Task prompt: Find every line containing the word "this" and report the count, nothing more.
▬▬▬▬▬▬
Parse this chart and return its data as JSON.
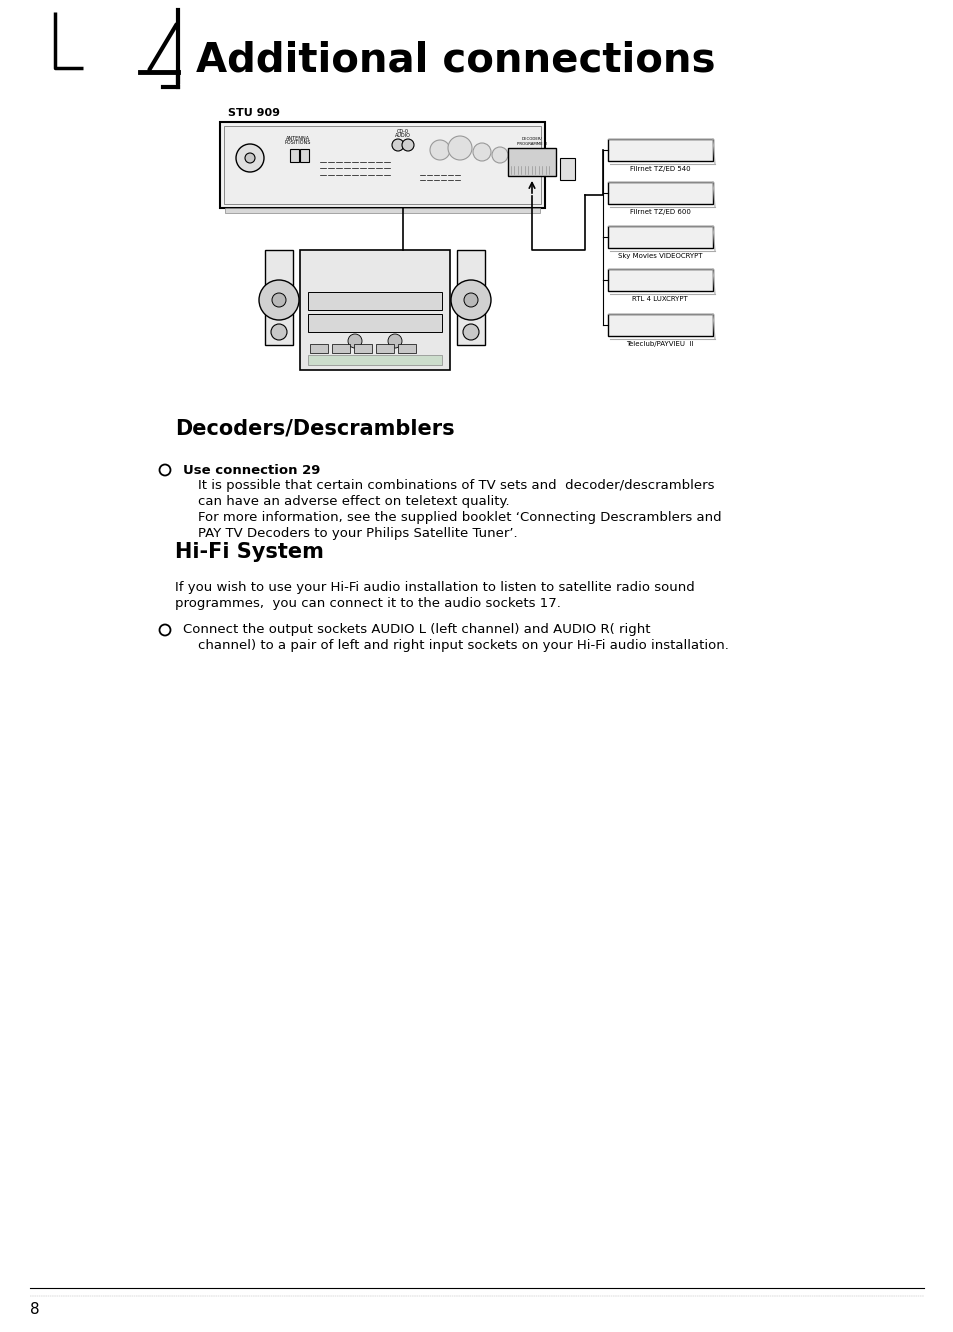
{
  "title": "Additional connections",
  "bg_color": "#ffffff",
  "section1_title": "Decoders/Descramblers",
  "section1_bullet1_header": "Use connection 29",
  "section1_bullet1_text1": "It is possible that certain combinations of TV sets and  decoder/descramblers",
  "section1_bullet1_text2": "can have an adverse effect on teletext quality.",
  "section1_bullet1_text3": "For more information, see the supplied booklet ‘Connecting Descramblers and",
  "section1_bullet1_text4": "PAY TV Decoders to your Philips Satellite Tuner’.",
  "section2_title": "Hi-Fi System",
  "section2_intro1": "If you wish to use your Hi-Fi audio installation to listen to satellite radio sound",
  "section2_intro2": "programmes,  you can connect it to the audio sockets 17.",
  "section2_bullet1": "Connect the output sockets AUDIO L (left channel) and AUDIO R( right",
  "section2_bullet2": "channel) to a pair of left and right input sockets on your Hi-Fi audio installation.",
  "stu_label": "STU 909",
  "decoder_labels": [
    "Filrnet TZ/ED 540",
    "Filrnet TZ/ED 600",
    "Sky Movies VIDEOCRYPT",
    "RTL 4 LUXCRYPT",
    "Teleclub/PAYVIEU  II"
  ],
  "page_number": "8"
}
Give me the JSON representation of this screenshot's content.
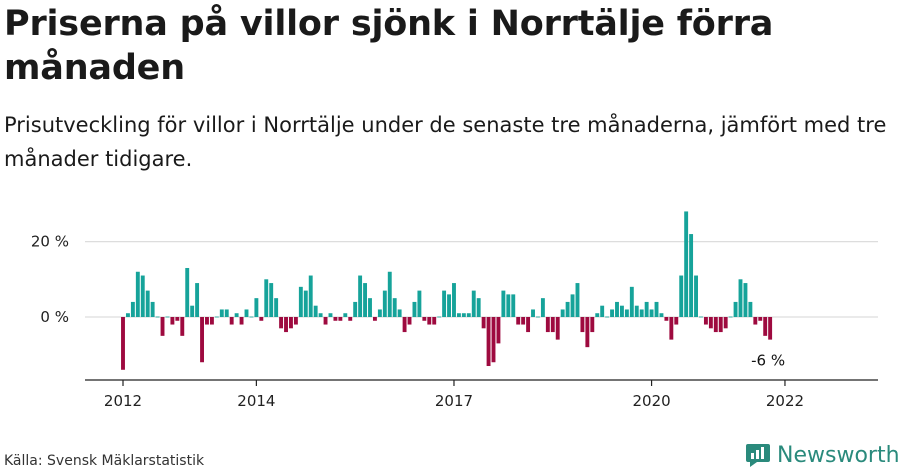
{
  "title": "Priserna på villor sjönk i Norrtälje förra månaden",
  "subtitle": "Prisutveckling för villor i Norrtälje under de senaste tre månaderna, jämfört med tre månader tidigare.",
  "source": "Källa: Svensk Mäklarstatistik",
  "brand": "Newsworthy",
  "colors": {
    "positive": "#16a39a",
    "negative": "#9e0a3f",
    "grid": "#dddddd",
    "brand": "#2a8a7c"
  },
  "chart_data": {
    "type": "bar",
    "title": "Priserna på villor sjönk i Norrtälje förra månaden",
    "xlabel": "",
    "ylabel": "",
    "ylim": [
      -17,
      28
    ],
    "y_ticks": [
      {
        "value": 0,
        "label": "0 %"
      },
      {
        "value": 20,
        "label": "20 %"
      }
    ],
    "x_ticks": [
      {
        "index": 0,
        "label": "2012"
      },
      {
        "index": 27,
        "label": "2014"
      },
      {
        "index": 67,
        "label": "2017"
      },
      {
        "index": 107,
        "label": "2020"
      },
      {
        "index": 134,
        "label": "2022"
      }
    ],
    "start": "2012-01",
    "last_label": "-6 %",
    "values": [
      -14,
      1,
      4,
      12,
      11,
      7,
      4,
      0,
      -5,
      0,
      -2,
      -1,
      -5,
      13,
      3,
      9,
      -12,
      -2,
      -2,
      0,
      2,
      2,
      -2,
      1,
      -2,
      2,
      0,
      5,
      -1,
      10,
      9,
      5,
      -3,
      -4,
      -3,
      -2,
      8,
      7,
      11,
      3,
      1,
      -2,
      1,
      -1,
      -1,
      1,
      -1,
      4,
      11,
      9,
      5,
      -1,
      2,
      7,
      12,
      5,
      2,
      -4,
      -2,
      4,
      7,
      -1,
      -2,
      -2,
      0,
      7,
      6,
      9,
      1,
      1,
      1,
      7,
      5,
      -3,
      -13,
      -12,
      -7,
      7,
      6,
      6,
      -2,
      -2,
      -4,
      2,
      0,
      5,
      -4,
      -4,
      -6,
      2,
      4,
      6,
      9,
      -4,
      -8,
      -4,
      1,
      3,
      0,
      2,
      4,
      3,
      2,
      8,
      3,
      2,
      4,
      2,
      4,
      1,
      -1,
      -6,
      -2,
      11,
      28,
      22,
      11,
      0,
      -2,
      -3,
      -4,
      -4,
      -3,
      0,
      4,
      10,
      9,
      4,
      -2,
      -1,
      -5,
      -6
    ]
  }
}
▬▬▬▬▬▬
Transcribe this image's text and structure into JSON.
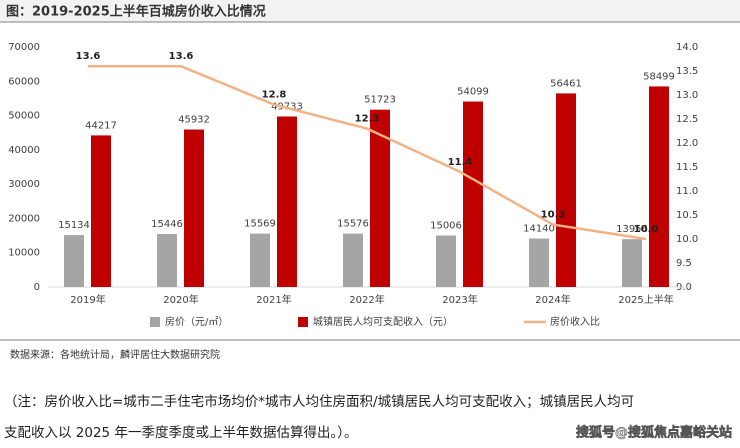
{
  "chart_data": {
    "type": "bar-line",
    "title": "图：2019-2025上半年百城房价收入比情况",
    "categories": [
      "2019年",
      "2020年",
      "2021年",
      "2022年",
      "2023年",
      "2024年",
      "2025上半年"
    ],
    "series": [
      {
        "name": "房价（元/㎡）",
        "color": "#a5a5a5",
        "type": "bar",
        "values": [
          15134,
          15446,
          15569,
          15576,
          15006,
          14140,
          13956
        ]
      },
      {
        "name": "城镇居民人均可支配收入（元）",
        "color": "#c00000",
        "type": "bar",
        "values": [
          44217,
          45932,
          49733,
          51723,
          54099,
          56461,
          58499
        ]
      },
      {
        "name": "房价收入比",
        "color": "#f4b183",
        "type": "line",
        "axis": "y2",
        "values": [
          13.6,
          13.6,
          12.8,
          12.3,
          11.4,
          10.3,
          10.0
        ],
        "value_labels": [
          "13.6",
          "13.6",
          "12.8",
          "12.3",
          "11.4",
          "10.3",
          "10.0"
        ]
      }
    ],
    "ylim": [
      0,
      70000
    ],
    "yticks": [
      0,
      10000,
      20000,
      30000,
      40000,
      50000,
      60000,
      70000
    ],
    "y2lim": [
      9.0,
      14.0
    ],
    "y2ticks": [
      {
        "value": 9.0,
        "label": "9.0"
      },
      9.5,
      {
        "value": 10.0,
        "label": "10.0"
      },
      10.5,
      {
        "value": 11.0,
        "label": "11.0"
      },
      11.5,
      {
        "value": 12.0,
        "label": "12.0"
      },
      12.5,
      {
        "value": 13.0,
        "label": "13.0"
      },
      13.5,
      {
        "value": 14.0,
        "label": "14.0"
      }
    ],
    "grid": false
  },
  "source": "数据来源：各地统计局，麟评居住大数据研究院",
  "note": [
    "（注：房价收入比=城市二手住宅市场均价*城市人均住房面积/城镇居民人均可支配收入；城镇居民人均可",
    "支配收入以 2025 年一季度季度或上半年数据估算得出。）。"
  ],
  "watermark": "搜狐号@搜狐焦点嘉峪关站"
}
▬▬▬▬▬▬
Task answer: 3